◆ SET TASK ◆
Select the lines of the records containing the word "chevron" and list them.

◆ DATA PROVIDED ◆
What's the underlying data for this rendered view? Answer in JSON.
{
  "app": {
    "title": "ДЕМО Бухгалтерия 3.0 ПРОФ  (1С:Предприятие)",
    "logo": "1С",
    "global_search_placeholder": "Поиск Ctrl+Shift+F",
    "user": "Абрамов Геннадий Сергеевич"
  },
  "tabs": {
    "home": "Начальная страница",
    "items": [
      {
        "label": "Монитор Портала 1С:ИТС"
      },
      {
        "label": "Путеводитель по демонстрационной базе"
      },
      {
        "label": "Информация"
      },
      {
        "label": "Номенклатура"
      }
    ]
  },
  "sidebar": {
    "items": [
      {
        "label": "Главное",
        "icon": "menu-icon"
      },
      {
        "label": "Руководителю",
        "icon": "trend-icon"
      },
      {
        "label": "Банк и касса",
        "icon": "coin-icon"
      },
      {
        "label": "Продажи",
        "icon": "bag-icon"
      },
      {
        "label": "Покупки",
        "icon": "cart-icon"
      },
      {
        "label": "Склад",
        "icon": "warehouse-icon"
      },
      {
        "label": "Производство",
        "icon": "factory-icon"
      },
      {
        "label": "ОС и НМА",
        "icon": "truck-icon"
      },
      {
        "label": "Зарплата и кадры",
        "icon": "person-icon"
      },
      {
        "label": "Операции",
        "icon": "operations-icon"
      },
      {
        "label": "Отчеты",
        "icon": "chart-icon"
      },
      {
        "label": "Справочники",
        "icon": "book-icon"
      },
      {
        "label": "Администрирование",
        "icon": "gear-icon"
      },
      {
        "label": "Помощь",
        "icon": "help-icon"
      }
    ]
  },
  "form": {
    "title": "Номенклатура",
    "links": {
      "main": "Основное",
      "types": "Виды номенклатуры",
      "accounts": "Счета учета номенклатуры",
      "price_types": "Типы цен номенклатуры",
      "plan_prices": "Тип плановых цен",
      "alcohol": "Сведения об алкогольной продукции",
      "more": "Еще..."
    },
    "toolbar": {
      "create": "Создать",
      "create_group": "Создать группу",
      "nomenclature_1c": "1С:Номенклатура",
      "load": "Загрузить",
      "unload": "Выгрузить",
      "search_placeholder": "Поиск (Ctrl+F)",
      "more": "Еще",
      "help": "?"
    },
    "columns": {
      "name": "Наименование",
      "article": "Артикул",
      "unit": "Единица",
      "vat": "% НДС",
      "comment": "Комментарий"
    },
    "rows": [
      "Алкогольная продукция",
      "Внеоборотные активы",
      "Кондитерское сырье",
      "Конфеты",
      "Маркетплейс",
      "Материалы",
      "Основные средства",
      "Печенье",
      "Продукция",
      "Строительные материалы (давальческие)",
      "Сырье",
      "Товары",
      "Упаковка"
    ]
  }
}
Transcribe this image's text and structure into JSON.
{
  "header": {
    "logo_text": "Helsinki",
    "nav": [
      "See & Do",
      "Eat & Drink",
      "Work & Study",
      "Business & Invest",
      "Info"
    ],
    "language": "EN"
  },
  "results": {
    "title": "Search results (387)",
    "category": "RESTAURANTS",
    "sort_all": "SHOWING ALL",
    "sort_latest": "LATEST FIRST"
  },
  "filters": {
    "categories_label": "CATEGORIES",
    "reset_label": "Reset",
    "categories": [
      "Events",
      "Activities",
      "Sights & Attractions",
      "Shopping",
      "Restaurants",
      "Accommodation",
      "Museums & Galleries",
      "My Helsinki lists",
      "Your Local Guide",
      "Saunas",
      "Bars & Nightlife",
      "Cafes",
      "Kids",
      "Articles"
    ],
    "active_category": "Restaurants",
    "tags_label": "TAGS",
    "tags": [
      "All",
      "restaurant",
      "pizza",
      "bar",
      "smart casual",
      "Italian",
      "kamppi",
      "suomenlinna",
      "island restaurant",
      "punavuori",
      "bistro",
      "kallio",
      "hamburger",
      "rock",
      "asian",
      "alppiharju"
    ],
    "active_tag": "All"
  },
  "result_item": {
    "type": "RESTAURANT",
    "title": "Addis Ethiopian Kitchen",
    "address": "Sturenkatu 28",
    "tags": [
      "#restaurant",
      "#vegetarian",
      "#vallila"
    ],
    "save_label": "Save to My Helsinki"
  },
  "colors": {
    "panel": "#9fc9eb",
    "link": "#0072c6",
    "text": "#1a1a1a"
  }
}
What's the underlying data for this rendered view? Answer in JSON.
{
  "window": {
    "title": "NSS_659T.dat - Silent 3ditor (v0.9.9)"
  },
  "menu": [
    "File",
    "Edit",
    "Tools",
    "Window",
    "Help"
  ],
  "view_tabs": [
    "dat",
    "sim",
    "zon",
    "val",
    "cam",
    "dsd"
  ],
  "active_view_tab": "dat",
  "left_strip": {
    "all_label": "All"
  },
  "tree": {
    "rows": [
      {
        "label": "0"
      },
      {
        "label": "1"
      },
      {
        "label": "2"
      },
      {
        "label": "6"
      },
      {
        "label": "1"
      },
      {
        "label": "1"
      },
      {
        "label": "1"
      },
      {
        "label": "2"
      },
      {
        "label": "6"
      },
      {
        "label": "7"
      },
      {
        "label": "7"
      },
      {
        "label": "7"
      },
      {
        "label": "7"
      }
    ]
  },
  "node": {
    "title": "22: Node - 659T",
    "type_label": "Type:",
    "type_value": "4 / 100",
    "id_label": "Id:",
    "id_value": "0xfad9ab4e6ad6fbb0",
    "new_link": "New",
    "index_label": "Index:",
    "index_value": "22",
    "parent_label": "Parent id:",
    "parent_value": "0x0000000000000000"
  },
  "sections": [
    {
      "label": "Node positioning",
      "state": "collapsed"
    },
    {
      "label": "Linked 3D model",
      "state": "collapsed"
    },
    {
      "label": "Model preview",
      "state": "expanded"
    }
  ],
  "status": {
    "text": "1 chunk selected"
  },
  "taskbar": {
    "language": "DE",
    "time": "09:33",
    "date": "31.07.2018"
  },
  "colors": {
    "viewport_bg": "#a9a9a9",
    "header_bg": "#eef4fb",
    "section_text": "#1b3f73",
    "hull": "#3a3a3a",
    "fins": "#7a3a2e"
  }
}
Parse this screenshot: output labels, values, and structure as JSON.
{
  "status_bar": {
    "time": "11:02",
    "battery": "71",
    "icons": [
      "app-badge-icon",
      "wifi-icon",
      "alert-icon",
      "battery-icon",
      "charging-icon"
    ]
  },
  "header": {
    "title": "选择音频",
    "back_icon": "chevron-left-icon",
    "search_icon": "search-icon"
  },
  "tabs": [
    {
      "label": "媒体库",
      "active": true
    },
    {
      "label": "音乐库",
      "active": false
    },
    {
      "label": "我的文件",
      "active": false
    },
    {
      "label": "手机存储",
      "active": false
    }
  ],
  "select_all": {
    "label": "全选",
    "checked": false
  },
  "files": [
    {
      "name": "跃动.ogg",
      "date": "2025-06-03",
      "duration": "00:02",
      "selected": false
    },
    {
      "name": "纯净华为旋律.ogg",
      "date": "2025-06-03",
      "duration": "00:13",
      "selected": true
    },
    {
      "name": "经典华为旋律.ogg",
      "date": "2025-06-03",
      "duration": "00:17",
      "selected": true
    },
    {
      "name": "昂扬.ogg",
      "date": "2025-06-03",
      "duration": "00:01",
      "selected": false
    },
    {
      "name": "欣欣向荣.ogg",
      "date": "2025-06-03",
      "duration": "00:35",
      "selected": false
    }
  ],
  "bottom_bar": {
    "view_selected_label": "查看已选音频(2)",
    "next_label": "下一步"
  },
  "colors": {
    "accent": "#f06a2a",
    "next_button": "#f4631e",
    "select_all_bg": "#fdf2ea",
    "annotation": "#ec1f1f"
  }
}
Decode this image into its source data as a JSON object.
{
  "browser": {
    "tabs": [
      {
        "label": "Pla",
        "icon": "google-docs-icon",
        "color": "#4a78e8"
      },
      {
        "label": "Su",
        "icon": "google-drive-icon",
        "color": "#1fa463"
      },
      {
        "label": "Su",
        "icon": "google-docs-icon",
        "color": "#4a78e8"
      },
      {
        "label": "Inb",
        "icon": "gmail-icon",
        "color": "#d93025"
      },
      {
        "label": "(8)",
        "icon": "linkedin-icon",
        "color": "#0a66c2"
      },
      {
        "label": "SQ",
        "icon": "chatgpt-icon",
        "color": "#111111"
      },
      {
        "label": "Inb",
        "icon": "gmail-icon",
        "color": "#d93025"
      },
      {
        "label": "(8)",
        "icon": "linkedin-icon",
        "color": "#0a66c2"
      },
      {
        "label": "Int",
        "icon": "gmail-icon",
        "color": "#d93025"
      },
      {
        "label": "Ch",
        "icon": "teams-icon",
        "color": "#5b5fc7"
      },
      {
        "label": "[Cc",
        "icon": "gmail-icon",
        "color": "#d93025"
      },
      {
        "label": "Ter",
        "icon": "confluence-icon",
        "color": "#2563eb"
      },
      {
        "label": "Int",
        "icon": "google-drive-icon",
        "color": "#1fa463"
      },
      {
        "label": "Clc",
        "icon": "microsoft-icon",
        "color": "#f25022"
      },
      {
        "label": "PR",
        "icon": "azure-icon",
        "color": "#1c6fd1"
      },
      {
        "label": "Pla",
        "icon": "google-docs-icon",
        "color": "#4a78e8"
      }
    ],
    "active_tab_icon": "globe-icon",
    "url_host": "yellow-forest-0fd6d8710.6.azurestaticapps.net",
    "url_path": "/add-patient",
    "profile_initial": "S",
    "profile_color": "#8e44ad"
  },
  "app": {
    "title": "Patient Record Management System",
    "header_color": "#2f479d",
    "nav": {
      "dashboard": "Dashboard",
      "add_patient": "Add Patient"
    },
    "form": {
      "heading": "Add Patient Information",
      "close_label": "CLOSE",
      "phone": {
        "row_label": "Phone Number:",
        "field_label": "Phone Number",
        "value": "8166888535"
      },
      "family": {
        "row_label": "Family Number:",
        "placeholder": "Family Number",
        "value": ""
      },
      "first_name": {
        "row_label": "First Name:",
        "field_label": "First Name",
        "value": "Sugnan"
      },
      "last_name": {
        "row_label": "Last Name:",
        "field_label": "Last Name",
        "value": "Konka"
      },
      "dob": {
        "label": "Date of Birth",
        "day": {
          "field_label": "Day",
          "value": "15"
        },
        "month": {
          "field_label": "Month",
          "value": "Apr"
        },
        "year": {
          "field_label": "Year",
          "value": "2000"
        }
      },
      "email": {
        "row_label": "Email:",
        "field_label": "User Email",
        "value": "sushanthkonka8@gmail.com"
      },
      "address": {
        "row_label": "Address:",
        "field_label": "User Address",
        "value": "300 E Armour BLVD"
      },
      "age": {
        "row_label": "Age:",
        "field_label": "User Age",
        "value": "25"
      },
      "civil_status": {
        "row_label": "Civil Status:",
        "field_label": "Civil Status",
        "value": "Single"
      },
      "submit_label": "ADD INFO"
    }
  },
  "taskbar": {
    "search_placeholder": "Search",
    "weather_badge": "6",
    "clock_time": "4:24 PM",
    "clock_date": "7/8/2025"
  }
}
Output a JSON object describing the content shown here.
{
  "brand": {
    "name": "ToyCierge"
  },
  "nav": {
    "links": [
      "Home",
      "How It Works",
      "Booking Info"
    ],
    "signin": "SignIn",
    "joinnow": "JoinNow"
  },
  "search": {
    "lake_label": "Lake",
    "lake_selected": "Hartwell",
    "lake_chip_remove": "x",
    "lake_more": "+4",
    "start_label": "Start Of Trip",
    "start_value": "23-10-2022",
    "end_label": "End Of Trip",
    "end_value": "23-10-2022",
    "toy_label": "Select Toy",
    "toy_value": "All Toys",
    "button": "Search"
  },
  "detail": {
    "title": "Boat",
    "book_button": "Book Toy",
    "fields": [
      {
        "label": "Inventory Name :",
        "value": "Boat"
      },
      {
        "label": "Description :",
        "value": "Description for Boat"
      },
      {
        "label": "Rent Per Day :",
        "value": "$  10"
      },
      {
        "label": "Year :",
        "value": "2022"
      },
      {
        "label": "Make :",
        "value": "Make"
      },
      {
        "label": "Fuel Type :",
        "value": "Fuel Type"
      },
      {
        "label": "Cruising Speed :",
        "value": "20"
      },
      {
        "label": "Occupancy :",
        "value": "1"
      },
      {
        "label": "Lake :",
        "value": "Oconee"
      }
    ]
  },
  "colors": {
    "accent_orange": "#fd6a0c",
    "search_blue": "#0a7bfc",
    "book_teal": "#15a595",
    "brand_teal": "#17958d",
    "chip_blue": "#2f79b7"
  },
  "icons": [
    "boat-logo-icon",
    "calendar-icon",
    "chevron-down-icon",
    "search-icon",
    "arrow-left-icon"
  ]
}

◆ EXERCISE RESULT ◆
    "back_icon": "chevron-left-icon",
    "chevron-down-icon",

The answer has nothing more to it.